◆ REQUIRED WORK:
Reproduce the blog post thanking Lynn word for word, from "Lynn, I saw" to "and still berating BWE.".

◆ GIVEN TEXT:
Thank You, Lynn!
Lynn, I saw this comment you made over at
Faith’s blog. You said:
Here's a few thought towards these chicks who have been reading these blogs for years, yet are constantly going around the blogosphere bleating about the evils of BWE:
Some of those 'empowerment' ladies are constantly berating BWE, yet using a lot of those beauty tips Khadija would post on Fridays
Some of those ladies are over there, purchasing and using Evia's vetting series, not to mention the free advice she gives liberally, and still berating BWE.
Some of them have read Faith's inspirational quotations, using them as a guide in real life, and guess what! Still berating BWE.
I bet just about everyone of these so called "I have concern for the next generation" chicks has tried one of Faith's healthy recipes, using cinnamon to counteract high blood pressure, bought the book joynousnerd has to grow their hair, tried P90X after Khadija blogged about it, utilized one or more of the dating websites linked to BWE websites, and/or developed additional streams of income....all the while insisting BWE is all about “worshipping white men!”

[Element box annotations]
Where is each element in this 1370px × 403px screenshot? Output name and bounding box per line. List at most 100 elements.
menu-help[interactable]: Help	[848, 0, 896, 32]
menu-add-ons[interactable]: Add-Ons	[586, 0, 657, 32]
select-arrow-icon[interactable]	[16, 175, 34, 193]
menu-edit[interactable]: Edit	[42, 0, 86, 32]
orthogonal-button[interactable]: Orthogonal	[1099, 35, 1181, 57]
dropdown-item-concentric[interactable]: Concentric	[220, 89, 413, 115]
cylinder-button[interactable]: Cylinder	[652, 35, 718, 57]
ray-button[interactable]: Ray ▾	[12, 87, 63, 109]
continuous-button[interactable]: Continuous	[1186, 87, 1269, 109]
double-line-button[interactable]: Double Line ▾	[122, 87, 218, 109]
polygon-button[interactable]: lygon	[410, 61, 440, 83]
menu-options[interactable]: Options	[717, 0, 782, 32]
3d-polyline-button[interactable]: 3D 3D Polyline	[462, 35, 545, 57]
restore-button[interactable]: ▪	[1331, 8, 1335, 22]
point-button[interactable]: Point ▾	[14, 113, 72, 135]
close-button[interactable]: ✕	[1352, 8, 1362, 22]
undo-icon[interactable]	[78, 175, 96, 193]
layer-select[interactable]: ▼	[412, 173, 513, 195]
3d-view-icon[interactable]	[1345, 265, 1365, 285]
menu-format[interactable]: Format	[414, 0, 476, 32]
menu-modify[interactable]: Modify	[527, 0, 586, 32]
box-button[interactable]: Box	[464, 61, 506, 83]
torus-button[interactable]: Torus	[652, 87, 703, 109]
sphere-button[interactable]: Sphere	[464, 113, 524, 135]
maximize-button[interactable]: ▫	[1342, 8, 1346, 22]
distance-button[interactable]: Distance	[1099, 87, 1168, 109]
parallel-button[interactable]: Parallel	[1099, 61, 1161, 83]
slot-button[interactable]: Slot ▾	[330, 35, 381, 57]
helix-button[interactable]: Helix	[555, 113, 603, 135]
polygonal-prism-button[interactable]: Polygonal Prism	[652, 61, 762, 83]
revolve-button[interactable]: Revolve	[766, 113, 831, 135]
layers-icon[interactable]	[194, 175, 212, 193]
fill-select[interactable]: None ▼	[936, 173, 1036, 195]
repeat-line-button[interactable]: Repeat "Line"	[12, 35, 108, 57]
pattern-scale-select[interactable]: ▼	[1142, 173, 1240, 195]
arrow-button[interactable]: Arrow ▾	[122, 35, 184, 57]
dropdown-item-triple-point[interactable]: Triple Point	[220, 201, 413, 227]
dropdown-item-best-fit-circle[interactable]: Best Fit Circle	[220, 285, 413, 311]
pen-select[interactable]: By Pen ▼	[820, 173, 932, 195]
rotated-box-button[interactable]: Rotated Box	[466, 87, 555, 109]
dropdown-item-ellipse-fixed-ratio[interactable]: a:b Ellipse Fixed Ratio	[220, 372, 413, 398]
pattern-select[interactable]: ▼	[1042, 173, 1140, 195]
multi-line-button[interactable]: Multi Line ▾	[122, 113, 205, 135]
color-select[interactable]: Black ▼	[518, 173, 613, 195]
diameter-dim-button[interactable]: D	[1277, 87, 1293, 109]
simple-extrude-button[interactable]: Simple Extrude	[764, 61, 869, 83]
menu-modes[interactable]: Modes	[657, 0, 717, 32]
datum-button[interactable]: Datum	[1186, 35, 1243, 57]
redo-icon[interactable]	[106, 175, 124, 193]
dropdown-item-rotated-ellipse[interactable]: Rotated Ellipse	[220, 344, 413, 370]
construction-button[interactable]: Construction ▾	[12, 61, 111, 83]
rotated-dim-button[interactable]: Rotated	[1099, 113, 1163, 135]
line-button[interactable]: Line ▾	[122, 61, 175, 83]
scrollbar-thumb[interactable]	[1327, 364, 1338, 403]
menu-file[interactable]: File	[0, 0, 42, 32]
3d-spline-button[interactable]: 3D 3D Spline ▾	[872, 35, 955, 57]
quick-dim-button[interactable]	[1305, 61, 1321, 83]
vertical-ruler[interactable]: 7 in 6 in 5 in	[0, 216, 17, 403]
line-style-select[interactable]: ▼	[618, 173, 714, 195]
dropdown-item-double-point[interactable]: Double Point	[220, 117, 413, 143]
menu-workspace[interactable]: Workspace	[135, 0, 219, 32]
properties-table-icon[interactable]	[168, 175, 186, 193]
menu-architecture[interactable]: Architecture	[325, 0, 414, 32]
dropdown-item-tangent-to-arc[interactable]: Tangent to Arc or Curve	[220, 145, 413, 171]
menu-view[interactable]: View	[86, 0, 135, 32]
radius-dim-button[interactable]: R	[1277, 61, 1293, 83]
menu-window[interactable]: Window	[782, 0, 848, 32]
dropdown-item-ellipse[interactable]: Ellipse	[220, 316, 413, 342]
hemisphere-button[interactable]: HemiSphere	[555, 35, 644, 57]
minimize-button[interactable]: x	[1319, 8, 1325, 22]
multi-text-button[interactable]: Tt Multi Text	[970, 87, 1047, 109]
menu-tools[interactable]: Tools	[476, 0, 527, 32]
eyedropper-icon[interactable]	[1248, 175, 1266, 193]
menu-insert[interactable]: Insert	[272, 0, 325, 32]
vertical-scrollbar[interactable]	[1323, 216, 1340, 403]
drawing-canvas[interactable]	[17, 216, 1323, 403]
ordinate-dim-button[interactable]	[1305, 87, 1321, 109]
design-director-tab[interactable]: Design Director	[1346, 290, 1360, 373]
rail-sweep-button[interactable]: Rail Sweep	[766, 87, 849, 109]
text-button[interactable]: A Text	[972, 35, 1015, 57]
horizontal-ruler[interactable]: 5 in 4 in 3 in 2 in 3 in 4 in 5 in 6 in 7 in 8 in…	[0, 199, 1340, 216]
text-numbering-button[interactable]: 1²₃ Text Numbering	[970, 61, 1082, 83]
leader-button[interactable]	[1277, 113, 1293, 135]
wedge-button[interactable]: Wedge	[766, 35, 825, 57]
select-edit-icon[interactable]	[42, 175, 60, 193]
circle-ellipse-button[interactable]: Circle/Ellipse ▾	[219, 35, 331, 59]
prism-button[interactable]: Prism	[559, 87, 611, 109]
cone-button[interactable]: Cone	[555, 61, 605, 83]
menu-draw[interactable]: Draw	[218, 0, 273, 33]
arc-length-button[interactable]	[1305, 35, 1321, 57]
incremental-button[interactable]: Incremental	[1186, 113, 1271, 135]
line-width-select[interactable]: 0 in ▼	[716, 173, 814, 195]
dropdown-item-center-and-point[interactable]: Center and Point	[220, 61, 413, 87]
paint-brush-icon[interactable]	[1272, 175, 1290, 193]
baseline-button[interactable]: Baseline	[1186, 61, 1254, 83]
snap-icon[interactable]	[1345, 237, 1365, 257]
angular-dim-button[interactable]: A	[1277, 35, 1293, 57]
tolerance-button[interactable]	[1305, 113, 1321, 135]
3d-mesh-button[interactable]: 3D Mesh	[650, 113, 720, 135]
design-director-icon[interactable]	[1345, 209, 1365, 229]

◆ WRITTEN RESPONSE:
Lynn, I saw this comment you made over at
Faith’s blog. You said:
Here's a few thought towards these chicks who have been reading these blogs for years, yet are constantly going around the blogosphere bleating about the evils of BWE:
Some of those 'empowerment' ladies are constantly berating BWE, yet using a lot of those beauty tips Khadija would post on Fridays
Some of those ladies are over there, purchasing and using Evia's vetting series, not to mention the free advice she gives liberally, and still berating BWE.